● **Task requirements**:
Reproduce every entry word for word.

--- Information provided ---

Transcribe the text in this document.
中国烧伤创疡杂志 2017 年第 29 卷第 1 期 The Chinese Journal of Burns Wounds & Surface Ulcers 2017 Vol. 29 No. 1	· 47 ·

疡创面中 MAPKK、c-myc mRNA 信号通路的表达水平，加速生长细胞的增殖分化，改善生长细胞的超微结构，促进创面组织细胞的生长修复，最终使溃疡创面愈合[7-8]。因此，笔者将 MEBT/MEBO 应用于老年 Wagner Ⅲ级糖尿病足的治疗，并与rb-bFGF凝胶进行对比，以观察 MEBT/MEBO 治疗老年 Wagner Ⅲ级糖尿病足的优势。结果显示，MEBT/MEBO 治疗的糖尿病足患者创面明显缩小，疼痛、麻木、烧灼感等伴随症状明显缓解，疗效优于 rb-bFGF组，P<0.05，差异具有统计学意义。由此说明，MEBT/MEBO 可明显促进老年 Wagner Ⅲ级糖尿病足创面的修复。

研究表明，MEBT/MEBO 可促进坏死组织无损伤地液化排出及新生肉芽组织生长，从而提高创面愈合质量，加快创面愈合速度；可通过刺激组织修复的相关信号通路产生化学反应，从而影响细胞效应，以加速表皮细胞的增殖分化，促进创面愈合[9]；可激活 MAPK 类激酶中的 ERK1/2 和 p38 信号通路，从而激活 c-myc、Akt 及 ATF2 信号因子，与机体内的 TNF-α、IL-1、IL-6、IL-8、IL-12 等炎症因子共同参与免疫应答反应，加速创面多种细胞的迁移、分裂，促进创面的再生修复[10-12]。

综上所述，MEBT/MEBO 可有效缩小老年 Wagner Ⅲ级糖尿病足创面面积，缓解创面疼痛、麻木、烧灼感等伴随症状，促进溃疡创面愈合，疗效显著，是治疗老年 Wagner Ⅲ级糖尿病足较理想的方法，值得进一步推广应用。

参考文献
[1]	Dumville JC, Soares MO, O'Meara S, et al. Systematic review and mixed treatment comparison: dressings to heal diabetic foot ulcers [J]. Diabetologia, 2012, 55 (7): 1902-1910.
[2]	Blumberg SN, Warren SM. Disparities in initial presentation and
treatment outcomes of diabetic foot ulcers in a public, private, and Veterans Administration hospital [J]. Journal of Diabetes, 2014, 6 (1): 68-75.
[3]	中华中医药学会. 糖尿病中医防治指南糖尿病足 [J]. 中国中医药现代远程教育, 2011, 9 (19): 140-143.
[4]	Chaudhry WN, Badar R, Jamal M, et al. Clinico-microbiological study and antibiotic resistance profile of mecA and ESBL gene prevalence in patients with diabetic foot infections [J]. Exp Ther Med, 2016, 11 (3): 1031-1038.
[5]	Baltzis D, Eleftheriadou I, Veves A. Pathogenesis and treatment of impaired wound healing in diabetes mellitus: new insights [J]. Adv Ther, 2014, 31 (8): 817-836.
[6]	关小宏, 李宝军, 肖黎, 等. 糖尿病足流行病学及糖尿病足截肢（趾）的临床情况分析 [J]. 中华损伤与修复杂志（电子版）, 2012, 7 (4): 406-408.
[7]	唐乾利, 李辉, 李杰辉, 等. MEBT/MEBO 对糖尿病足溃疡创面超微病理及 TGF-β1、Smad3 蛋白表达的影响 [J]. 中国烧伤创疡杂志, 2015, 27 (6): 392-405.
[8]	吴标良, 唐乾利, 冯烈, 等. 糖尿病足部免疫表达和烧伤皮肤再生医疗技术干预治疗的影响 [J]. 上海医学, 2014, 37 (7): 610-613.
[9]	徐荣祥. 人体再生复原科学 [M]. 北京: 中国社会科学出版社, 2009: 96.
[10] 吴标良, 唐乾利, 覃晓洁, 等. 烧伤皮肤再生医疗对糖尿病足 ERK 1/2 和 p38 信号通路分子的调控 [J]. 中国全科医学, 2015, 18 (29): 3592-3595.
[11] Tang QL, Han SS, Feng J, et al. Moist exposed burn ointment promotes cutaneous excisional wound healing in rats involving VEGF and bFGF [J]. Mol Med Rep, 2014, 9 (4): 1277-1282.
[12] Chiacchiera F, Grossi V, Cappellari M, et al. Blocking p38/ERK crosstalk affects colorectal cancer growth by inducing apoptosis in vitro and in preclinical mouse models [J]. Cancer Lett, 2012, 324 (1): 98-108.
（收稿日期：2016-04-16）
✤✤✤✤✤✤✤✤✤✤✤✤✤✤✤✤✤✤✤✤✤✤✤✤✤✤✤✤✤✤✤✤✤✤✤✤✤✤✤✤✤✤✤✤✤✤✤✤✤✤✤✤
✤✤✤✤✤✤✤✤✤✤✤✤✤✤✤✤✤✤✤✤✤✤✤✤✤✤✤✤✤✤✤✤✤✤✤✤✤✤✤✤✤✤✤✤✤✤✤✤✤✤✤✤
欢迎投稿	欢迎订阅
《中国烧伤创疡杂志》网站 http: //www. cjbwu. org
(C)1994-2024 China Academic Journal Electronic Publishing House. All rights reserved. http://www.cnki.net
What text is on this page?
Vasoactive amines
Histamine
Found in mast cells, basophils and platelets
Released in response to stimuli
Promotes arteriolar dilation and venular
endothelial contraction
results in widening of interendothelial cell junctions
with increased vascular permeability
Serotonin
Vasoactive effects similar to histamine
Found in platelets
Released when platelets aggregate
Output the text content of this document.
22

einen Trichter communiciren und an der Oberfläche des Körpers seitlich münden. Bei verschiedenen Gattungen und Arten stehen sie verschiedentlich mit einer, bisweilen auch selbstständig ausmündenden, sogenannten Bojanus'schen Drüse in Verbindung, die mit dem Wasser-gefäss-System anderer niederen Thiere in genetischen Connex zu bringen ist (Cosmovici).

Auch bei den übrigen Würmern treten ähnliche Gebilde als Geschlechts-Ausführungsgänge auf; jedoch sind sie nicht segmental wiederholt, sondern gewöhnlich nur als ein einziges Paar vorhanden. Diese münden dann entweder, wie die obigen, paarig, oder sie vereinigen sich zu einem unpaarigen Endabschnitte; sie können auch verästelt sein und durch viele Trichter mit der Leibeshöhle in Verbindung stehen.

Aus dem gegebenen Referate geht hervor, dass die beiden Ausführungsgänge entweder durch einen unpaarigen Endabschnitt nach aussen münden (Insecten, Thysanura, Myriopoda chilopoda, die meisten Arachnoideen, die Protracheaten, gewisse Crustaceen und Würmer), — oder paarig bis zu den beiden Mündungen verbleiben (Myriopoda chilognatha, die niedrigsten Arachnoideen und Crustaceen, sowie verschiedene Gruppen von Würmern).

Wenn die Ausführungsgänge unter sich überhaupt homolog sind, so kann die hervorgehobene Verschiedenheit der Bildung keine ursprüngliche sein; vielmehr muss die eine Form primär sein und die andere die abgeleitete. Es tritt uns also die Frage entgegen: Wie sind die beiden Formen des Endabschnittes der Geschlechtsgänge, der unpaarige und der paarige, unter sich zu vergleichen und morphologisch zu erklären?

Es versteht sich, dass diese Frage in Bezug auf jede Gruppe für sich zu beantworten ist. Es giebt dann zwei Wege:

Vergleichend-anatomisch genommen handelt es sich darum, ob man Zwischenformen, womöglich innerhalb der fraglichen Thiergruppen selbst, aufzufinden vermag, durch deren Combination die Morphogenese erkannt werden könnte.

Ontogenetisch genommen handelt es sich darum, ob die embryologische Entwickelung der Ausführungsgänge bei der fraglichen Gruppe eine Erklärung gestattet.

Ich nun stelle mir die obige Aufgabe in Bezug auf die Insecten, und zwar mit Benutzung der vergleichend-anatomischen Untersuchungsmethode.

---

● **Response area**:
Transcribe the text in this document.
中国烧伤创疡杂志 2017 年第 29 卷第 1 期 The Chinese Journal of Burns Wounds & Surface Ulcers 2017 Vol. 29 No. 1	· 47 ·

疡创面中 MAPKK、c-myc mRNA 信号通路的表达水平，加速生长细胞的增殖分化，改善生长细胞的超微结构，促进创面组织细胞的生长修复，最终使溃疡创面愈合[7-8]。因此，笔者将 MEBT/MEBO 应用于老年 Wagner Ⅲ级糖尿病足的治疗，并与rb-bFGF凝胶进行对比，以观察 MEBT/MEBO 治疗老年 Wagner Ⅲ级糖尿病足的优势。结果显示，MEBT/MEBO 治疗的糖尿病足患者创面明显缩小，疼痛、麻木、烧灼感等伴随症状明显缓解，疗效优于 rb-bFGF组，P<0.05，差异具有统计学意义。由此说明，MEBT/MEBO 可明显促进老年 Wagner Ⅲ级糖尿病足创面的修复。

研究表明，MEBT/MEBO 可促进坏死组织无损伤地液化排出及新生肉芽组织生长，从而提高创面愈合质量，加快创面愈合速度；可通过刺激组织修复的相关信号通路产生化学反应，从而影响细胞效应，以加速表皮细胞的增殖分化，促进创面愈合[9]；可激活 MAPK 类激酶中的 ERK1/2 和 p38 信号通路，从而激活 c-myc、Akt 及 ATF2 信号因子，与机体内的 TNF-α、IL-1、IL-6、IL-8、IL-12 等炎症因子共同参与免疫应答反应，加速创面多种细胞的迁移、分裂，促进创面的再生修复[10-12]。

综上所述，MEBT/MEBO 可有效缩小老年 Wagner Ⅲ级糖尿病足创面面积，缓解创面疼痛、麻木、烧灼感等伴随症状，促进溃疡创面愈合，疗效显著，是治疗老年 Wagner Ⅲ级糖尿病足较理想的方法，值得进一步推广应用。

参考文献
[1]	Dumville JC, Soares MO, O'Meara S, et al. Systematic review and mixed treatment comparison: dressings to heal diabetic foot ulcers [J]. Diabetologia, 2012, 55 (7): 1902-1910.
[2]	Blumberg SN, Warren SM. Disparities in initial presentation and
treatment outcomes of diabetic foot ulcers in a public, private, and Veterans Administration hospital [J]. Journal of Diabetes, 2014, 6 (1): 68-75.
[3]	中华中医药学会. 糖尿病中医防治指南糖尿病足 [J]. 中国中医药现代远程教育, 2011, 9 (19): 140-143.
[4]	Chaudhry WN, Badar R, Jamal M, et al. Clinico-microbiological study and antibiotic resistance profile of mecA and ESBL gene prevalence in patients with diabetic foot infections [J]. Exp Ther Med, 2016, 11 (3): 1031-1038.
[5]	Baltzis D, Eleftheriadou I, Veves A. Pathogenesis and treatment of impaired wound healing in diabetes mellitus: new insights [J]. Adv Ther, 2014, 31 (8): 817-836.
[6]	关小宏, 李宝军, 肖黎, 等. 糖尿病足流行病学及糖尿病足截肢（趾）的临床情况分析 [J]. 中华损伤与修复杂志（电子版）, 2012, 7 (4): 406-408.
[7]	唐乾利, 李辉, 李杰辉, 等. MEBT/MEBO 对糖尿病足溃疡创面超微病理及 TGF-β1、Smad3 蛋白表达的影响 [J]. 中国烧伤创疡杂志, 2015, 27 (6): 392-405.
[8]	吴标良, 唐乾利, 冯烈, 等. 糖尿病足部免疫表达和烧伤皮肤再生医疗技术干预治疗的影响 [J]. 上海医学, 2014, 37 (7): 610-613.
[9]	徐荣祥. 人体再生复原科学 [M]. 北京: 中国社会科学出版社, 2009: 96.
[10] 吴标良, 唐乾利, 覃晓洁, 等. 烧伤皮肤再生医疗对糖尿病足 ERK 1/2 和 p38 信号通路分子的调控 [J]. 中国全科医学, 2015, 18 (29): 3592-3595.
[11] Tang QL, Han SS, Feng J, et al. Moist exposed burn ointment promotes cutaneous excisional wound healing in rats involving VEGF and bFGF [J]. Mol Med Rep, 2014, 9 (4): 1277-1282.
[12] Chiacchiera F, Grossi V, Cappellari M, et al. Blocking p38/ERK crosstalk affects colorectal cancer growth by inducing apoptosis in vitro and in preclinical mouse models [J]. Cancer Lett, 2012, 324 (1): 98-108.
（收稿日期：2016-04-16）
✤✤✤✤✤✤✤✤✤✤✤✤✤✤✤✤✤✤✤✤✤✤✤✤✤✤✤✤✤✤✤✤✤✤✤✤✤✤✤✤✤✤✤✤✤✤✤✤✤✤✤✤
✤✤✤✤✤✤✤✤✤✤✤✤✤✤✤✤✤✤✤✤✤✤✤✤✤✤✤✤✤✤✤✤✤✤✤✤✤✤✤✤✤✤✤✤✤✤✤✤✤✤✤✤
欢迎投稿	欢迎订阅
《中国烧伤创疡杂志》网站 http: //www. cjbwu. org
(C)1994-2024 China Academic Journal Electronic Publishing House. All rights reserved. http://www.cnki.net
What text is on this page?
Vasoactive amines
Histamine
Found in mast cells, basophils and platelets
Released in response to stimuli
Promotes arteriolar dilation and venular
endothelial contraction
results in widening of interendothelial cell junctions
with increased vascular permeability
Serotonin
Vasoactive effects similar to histamine
Found in platelets
Released when platelets aggregate
Output the text content of this document.
22

einen Trichter communiciren und an der Oberfläche des Körpers seitlich münden. Bei verschiedenen Gattungen und Arten stehen sie verschiedentlich mit einer, bisweilen auch selbstständig ausmündenden, sogenannten Bojanus'schen Drüse in Verbindung, die mit dem Wasser-gefäss-System anderer niederen Thiere in genetischen Connex zu bringen ist (Cosmovici).

Auch bei den übrigen Würmern treten ähnliche Gebilde als Geschlechts-Ausführungsgänge auf; jedoch sind sie nicht segmental wiederholt, sondern gewöhnlich nur als ein einziges Paar vorhanden. Diese münden dann entweder, wie die obigen, paarig, oder sie vereinigen sich zu einem unpaarigen Endabschnitte; sie können auch verästelt sein und durch viele Trichter mit der Leibeshöhle in Verbindung stehen.

Aus dem gegebenen Referate geht hervor, dass die beiden Ausführungsgänge entweder durch einen unpaarigen Endabschnitt nach aussen münden (Insecten, Thysanura, Myriopoda chilopoda, die meisten Arachnoideen, die Protracheaten, gewisse Crustaceen und Würmer), — oder paarig bis zu den beiden Mündungen verbleiben (Myriopoda chilognatha, die niedrigsten Arachnoideen und Crustaceen, sowie verschiedene Gruppen von Würmern).

Wenn die Ausführungsgänge unter sich überhaupt homolog sind, so kann die hervorgehobene Verschiedenheit der Bildung keine ursprüngliche sein; vielmehr muss die eine Form primär sein und die andere die abgeleitete. Es tritt uns also die Frage entgegen: Wie sind die beiden Formen des Endabschnittes der Geschlechtsgänge, der unpaarige und der paarige, unter sich zu vergleichen und morphologisch zu erklären?

Es versteht sich, dass diese Frage in Bezug auf jede Gruppe für sich zu beantworten ist. Es giebt dann zwei Wege:

Vergleichend-anatomisch genommen handelt es sich darum, ob man Zwischenformen, womöglich innerhalb der fraglichen Thiergruppen selbst, aufzufinden vermag, durch deren Combination die Morphogenese erkannt werden könnte.

Ontogenetisch genommen handelt es sich darum, ob die embryologische Entwickelung der Ausführungsgänge bei der fraglichen Gruppe eine Erklärung gestattet.

Ich nun stelle mir die obige Aufgabe in Bezug auf die Insecten, und zwar mit Benutzung der vergleichend-anatomischen Untersuchungsmethode.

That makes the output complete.